» **Your instructions**
Repeat every line of the following records exactly, omitting the pictures from your answer.

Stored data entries
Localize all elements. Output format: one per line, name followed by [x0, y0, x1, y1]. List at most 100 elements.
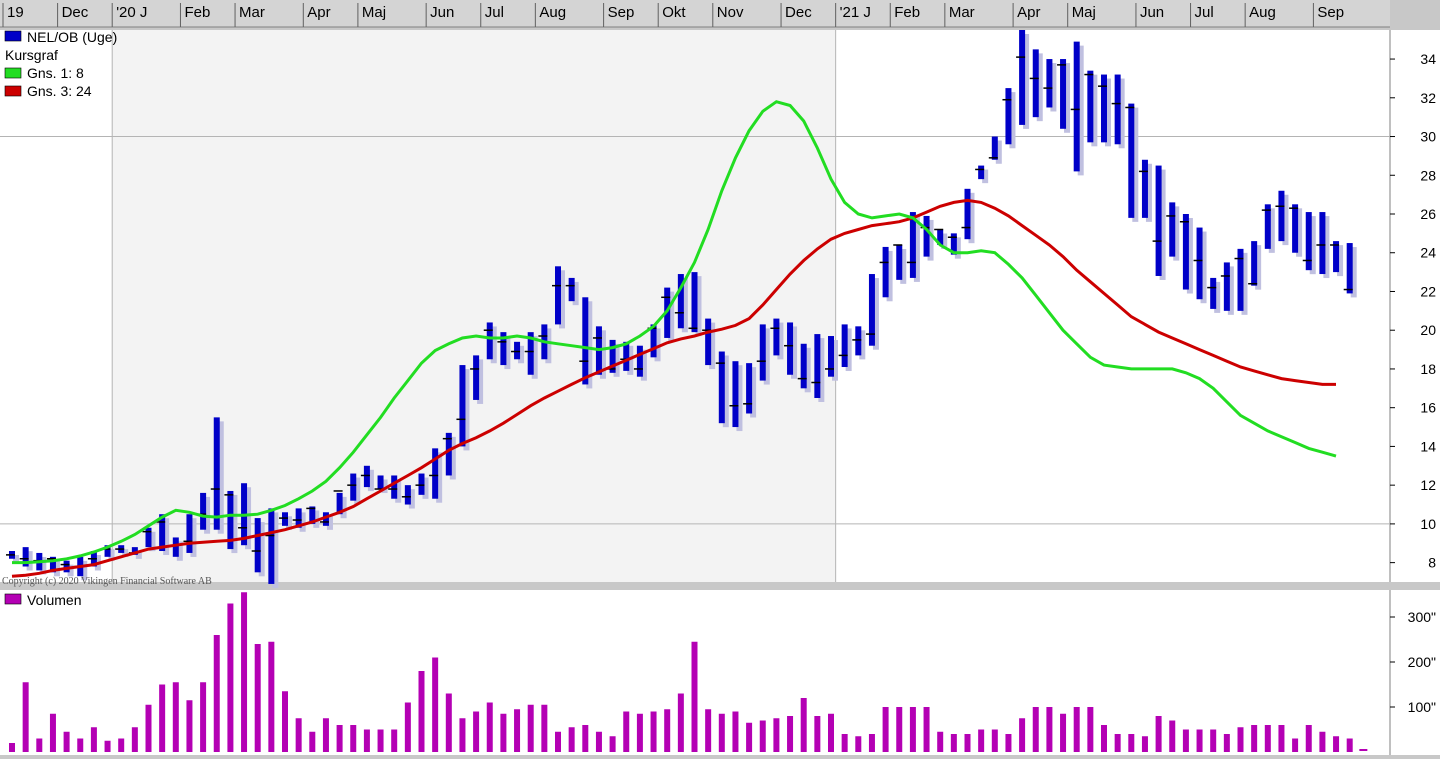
volume-bar-34	[473, 711, 480, 752]
price-bar-57	[787, 322, 794, 375]
price-bar-86	[1182, 214, 1189, 290]
price-bar-35	[486, 322, 493, 360]
volume-bar-44	[609, 736, 616, 752]
price-bar-89	[1223, 262, 1230, 311]
price-bar-30	[418, 473, 425, 495]
volume-bar-69	[950, 734, 957, 752]
price-bar-shadow-98	[1350, 247, 1357, 298]
volume-bar-61	[841, 734, 848, 752]
legend-swatch-volume	[4, 593, 22, 605]
price-tick-label-0: 8	[1428, 555, 1436, 571]
volume-bar-52	[718, 713, 725, 752]
price-bar-shadow-72	[995, 140, 1002, 164]
price-bar-10	[145, 527, 152, 548]
volume-bar-33	[459, 718, 466, 752]
volume-bar-71	[978, 729, 985, 752]
volume-bar-32	[445, 693, 452, 752]
volume-bar-49	[677, 693, 684, 752]
price-bar-shadow-83	[1145, 163, 1152, 222]
volume-bar-26	[363, 729, 370, 752]
price-bar-shadow-26	[367, 469, 374, 492]
price-bar-92	[1264, 204, 1271, 249]
price-bar-shadow-86	[1186, 218, 1193, 294]
price-bar-shadow-78	[1077, 45, 1084, 176]
price-bar-shadow-61	[845, 328, 852, 372]
price-bar-shadow-60	[832, 340, 838, 381]
price-bar-shadow-74	[1023, 34, 1030, 129]
price-bar-12	[172, 537, 179, 557]
price-bar-14	[200, 492, 207, 530]
price-bar-78	[1073, 41, 1080, 172]
time-label-8: Jul	[485, 4, 504, 21]
price-bar-shadow-46	[640, 349, 647, 381]
volume-bar-72	[991, 729, 998, 752]
time-label-9: Aug	[539, 4, 566, 21]
price-bar-shadow-44	[613, 343, 620, 377]
price-tick-label-2: 12	[1420, 477, 1436, 493]
volume-bar-37	[514, 709, 521, 752]
volume-bar-4	[63, 731, 70, 752]
volume-bar-78	[1073, 707, 1080, 752]
time-label-22: Sep	[1317, 4, 1344, 21]
price-bar-shadow-57	[791, 326, 798, 379]
price-bar-shadow-31	[436, 452, 443, 503]
price-bar-shadow-33	[463, 369, 470, 451]
price-bar-shadow-19	[272, 512, 279, 588]
price-bar-34	[473, 355, 480, 400]
price-bar-18	[254, 518, 261, 573]
volume-bar-55	[759, 720, 766, 752]
volume-bar-81	[1114, 734, 1121, 752]
price-bar-shadow-94	[1296, 208, 1303, 257]
time-label-5: Apr	[307, 4, 330, 21]
volume-bar-22	[309, 731, 316, 752]
time-axis: 19 Dec '20 J Feb Mar Apr Maj Jun Jul Aug Sep Okt Nov…	[2, 3, 1344, 27]
price-panel-shaded-region	[112, 30, 836, 582]
price-bar-shadow-77	[1064, 63, 1071, 133]
price-bar-61	[841, 324, 848, 368]
time-label-17: Apr	[1017, 4, 1040, 21]
price-bar-shadow-91	[1255, 245, 1262, 290]
volume-bar-63	[868, 734, 875, 752]
price-bar-27	[377, 475, 384, 490]
price-bar-79	[1087, 70, 1094, 143]
price-bar-shadow-1	[26, 551, 33, 571]
price-bar-33	[459, 365, 466, 447]
price-bar-shadow-96	[1323, 216, 1330, 279]
price-bar-96	[1319, 212, 1326, 275]
price-tick-label-3: 14	[1420, 438, 1436, 454]
price-bar-58	[800, 343, 807, 389]
price-bar-97	[1333, 241, 1340, 273]
price-bar-shadow-95	[1309, 216, 1316, 275]
price-tick-label-8: 24	[1420, 245, 1436, 261]
price-bar-31	[432, 448, 439, 499]
price-bar-shadow-8	[122, 549, 129, 557]
price-bar-59	[814, 334, 821, 398]
volume-bar-13	[186, 700, 193, 752]
price-tick-label-10: 28	[1420, 167, 1436, 183]
time-label-4: Mar	[239, 4, 265, 21]
price-bar-28	[391, 475, 398, 499]
price-bar-shadow-68	[941, 233, 948, 249]
legend-swatch-sma8	[4, 67, 22, 79]
legend-swatch-price	[4, 30, 22, 42]
price-bar-shadow-5	[81, 560, 88, 581]
price-bar-shadow-29	[408, 489, 415, 509]
price-bar-shadow-41	[572, 281, 579, 306]
volume-bar-42	[582, 725, 589, 752]
legend-label-sma8: Gns. 1: 8	[27, 65, 84, 81]
volume-bar-58	[800, 698, 807, 752]
volume-bar-97	[1333, 736, 1340, 752]
volume-bar-43	[595, 731, 602, 752]
volume-bar-39	[541, 704, 548, 752]
price-bar-90	[1237, 248, 1244, 311]
price-bar-shadow-53	[736, 365, 743, 432]
price-bar-81	[1114, 74, 1121, 145]
price-bar-shadow-92	[1268, 208, 1275, 253]
price-bar-shadow-49	[681, 278, 688, 333]
volume-bar-98	[1346, 738, 1353, 752]
volume-bar-8	[118, 738, 125, 752]
price-bar-37	[514, 341, 521, 360]
volume-bar-62	[855, 736, 862, 752]
price-bar-85	[1169, 202, 1176, 257]
price-tick-label-7: 22	[1420, 283, 1436, 299]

» **Expected answer**
Localize all elements. Output format: one per line, name followed by [x0, y0, x1, y1]. List at most 100 elements.
volume-bar-34	[473, 711, 480, 752]
price-bar-57	[787, 322, 794, 375]
price-bar-86	[1182, 214, 1189, 290]
price-bar-35	[486, 322, 493, 360]
volume-bar-44	[609, 736, 616, 752]
price-bar-89	[1223, 262, 1230, 311]
price-bar-30	[418, 473, 425, 495]
volume-bar-69	[950, 734, 957, 752]
price-bar-shadow-98	[1350, 247, 1357, 298]
volume-bar-61	[841, 734, 848, 752]
legend-swatch-volume	[4, 593, 22, 605]
price-tick-label-0: 8	[1428, 555, 1436, 571]
volume-bar-52	[718, 713, 725, 752]
price-bar-shadow-72	[995, 140, 1002, 164]
price-bar-10	[145, 527, 152, 548]
volume-bar-33	[459, 718, 466, 752]
volume-bar-71	[978, 729, 985, 752]
volume-bar-32	[445, 693, 452, 752]
volume-bar-49	[677, 693, 684, 752]
price-bar-shadow-83	[1145, 163, 1152, 222]
volume-bar-26	[363, 729, 370, 752]
price-bar-shadow-26	[367, 469, 374, 492]
price-bar-92	[1264, 204, 1271, 249]
price-bar-shadow-86	[1186, 218, 1193, 294]
price-bar-shadow-78	[1077, 45, 1084, 176]
price-bar-shadow-61	[845, 328, 852, 372]
price-bar-shadow-60	[832, 340, 838, 381]
price-bar-shadow-74	[1023, 34, 1030, 129]
price-bar-12	[172, 537, 179, 557]
price-bar-14	[200, 492, 207, 530]
price-bar-78	[1073, 41, 1080, 172]
time-label-8: Jul	[485, 4, 504, 21]
price-bar-shadow-46	[640, 349, 647, 381]
volume-bar-72	[991, 729, 998, 752]
time-label-9: Aug	[539, 4, 566, 21]
price-bar-shadow-44	[613, 343, 620, 377]
price-tick-label-2: 12	[1420, 477, 1436, 493]
volume-bar-37	[514, 709, 521, 752]
volume-bar-4	[63, 731, 70, 752]
volume-bar-78	[1073, 707, 1080, 752]
time-label-22: Sep	[1317, 4, 1344, 21]
price-bar-shadow-57	[791, 326, 798, 379]
price-bar-shadow-31	[436, 452, 443, 503]
price-bar-shadow-33	[463, 369, 470, 451]
price-bar-shadow-19	[272, 512, 279, 588]
price-bar-34	[473, 355, 480, 400]
price-bar-18	[254, 518, 261, 573]
volume-bar-55	[759, 720, 766, 752]
volume-bar-81	[1114, 734, 1121, 752]
price-bar-shadow-94	[1296, 208, 1303, 257]
time-label-5: Apr	[307, 4, 330, 21]
volume-bar-22	[309, 731, 316, 752]
time-axis: 19 Dec '20 J Feb Mar Apr Maj Jun Jul Aug Sep Okt Nov…	[2, 3, 1344, 27]
price-panel-shaded-region	[112, 30, 836, 582]
price-bar-shadow-77	[1064, 63, 1071, 133]
price-bar-61	[841, 324, 848, 368]
time-label-17: Apr	[1017, 4, 1040, 21]
price-bar-shadow-91	[1255, 245, 1262, 290]
volume-bar-63	[868, 734, 875, 752]
price-bar-27	[377, 475, 384, 490]
price-bar-79	[1087, 70, 1094, 143]
price-bar-shadow-1	[26, 551, 33, 571]
price-bar-33	[459, 365, 466, 447]
price-bar-shadow-96	[1323, 216, 1330, 279]
price-bar-96	[1319, 212, 1326, 275]
price-tick-label-3: 14	[1420, 438, 1436, 454]
price-bar-58	[800, 343, 807, 389]
price-bar-97	[1333, 241, 1340, 273]
price-bar-shadow-95	[1309, 216, 1316, 275]
price-tick-label-8: 24	[1420, 245, 1436, 261]
price-bar-31	[432, 448, 439, 499]
price-bar-shadow-8	[122, 549, 129, 557]
price-bar-59	[814, 334, 821, 398]
volume-bar-13	[186, 700, 193, 752]
price-tick-label-10: 28	[1420, 167, 1436, 183]
time-label-4: Mar	[239, 4, 265, 21]
price-bar-28	[391, 475, 398, 499]
price-bar-shadow-68	[941, 233, 948, 249]
legend-swatch-sma8	[4, 67, 22, 79]
legend-swatch-price	[4, 30, 22, 42]
price-bar-shadow-5	[81, 560, 88, 581]
price-bar-shadow-29	[408, 489, 415, 509]
price-bar-shadow-41	[572, 281, 579, 306]
volume-bar-42	[582, 725, 589, 752]
legend-label-sma8: Gns. 1: 8	[27, 65, 84, 81]
volume-bar-58	[800, 698, 807, 752]
volume-bar-97	[1333, 736, 1340, 752]
volume-bar-43	[595, 731, 602, 752]
volume-bar-39	[541, 704, 548, 752]
price-bar-90	[1237, 248, 1244, 311]
price-bar-shadow-53	[736, 365, 743, 432]
price-bar-81	[1114, 74, 1121, 145]
price-bar-shadow-92	[1268, 208, 1275, 253]
price-bar-shadow-49	[681, 278, 688, 333]
volume-bar-98	[1346, 738, 1353, 752]
volume-bar-8	[118, 738, 125, 752]
price-bar-37	[514, 341, 521, 360]
volume-bar-62	[855, 736, 862, 752]
price-bar-85	[1169, 202, 1176, 257]
price-tick-label-7: 22	[1420, 283, 1436, 299]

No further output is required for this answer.